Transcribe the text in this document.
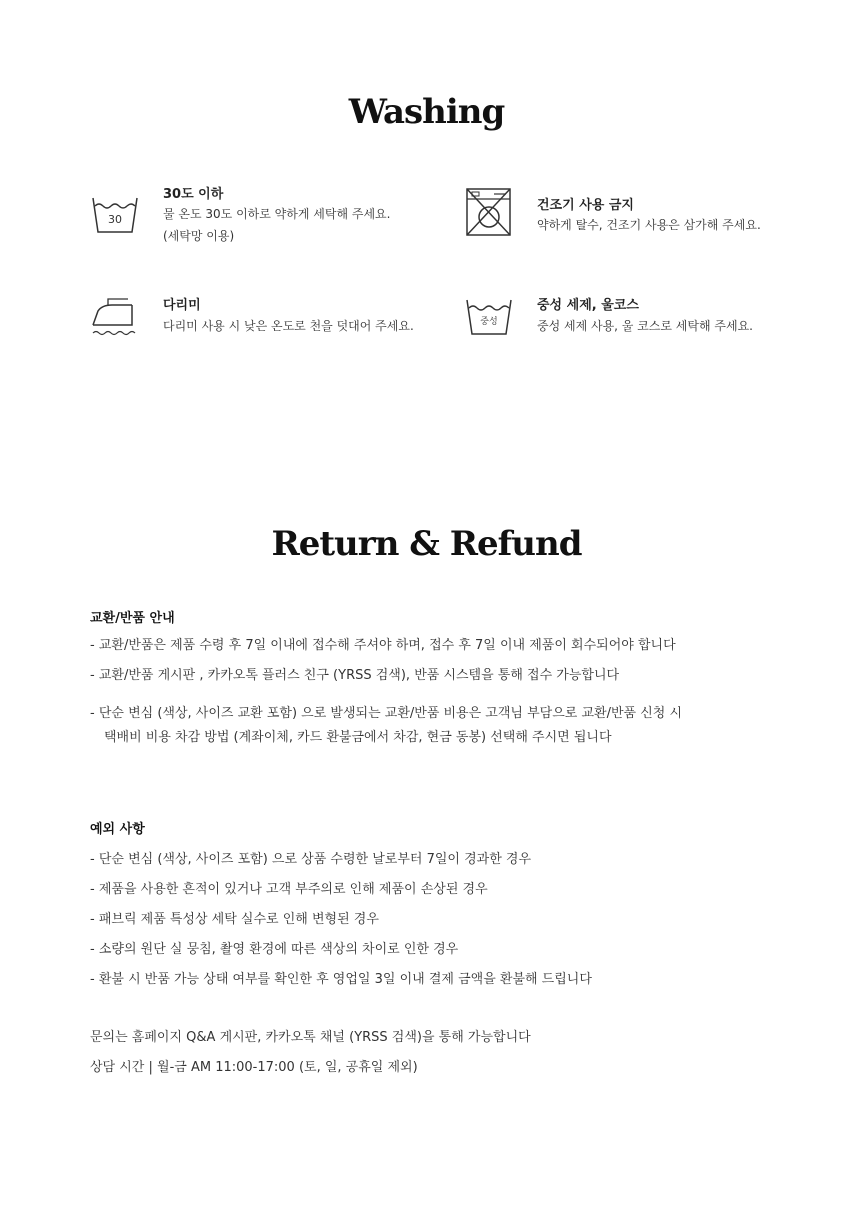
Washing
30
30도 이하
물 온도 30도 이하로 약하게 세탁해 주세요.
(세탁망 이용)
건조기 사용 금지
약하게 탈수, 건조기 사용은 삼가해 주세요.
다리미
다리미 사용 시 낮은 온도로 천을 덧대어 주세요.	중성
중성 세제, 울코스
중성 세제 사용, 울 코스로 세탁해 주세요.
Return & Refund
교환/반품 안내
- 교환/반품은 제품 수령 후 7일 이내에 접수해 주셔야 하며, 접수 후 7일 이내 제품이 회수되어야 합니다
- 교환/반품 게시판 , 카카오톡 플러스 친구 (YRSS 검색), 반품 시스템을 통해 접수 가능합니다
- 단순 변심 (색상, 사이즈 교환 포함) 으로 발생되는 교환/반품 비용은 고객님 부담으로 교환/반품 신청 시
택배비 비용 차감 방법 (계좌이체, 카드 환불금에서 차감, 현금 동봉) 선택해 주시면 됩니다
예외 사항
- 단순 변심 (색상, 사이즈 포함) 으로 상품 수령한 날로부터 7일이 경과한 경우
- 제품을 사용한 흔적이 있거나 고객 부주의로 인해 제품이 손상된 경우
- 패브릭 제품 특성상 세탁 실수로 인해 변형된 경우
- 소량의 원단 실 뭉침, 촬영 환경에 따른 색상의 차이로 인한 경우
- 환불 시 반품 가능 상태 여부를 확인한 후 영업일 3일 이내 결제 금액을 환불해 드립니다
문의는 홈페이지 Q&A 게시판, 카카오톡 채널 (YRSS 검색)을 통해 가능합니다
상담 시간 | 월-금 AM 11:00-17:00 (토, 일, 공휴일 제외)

=====

Make an exact copy of the whole listing, but don't bring over any pictures.

Transcribe the text in this document.
Washing
30
30도 이하
물 온도 30도 이하로 약하게 세탁해 주세요.
(세탁망 이용)
건조기 사용 금지
약하게 탈수, 건조기 사용은 삼가해 주세요.
다리미
다리미 사용 시 낮은 온도로 천을 덧대어 주세요.	중성
중성 세제, 울코스
중성 세제 사용, 울 코스로 세탁해 주세요.
Return & Refund
교환/반품 안내
- 교환/반품은 제품 수령 후 7일 이내에 접수해 주셔야 하며, 접수 후 7일 이내 제품이 회수되어야 합니다
- 교환/반품 게시판 , 카카오톡 플러스 친구 (YRSS 검색), 반품 시스템을 통해 접수 가능합니다
- 단순 변심 (색상, 사이즈 교환 포함) 으로 발생되는 교환/반품 비용은 고객님 부담으로 교환/반품 신청 시
택배비 비용 차감 방법 (계좌이체, 카드 환불금에서 차감, 현금 동봉) 선택해 주시면 됩니다
예외 사항
- 단순 변심 (색상, 사이즈 포함) 으로 상품 수령한 날로부터 7일이 경과한 경우
- 제품을 사용한 흔적이 있거나 고객 부주의로 인해 제품이 손상된 경우
- 패브릭 제품 특성상 세탁 실수로 인해 변형된 경우
- 소량의 원단 실 뭉침, 촬영 환경에 따른 색상의 차이로 인한 경우
- 환불 시 반품 가능 상태 여부를 확인한 후 영업일 3일 이내 결제 금액을 환불해 드립니다
문의는 홈페이지 Q&A 게시판, 카카오톡 채널 (YRSS 검색)을 통해 가능합니다
상담 시간 | 월-금 AM 11:00-17:00 (토, 일, 공휴일 제외)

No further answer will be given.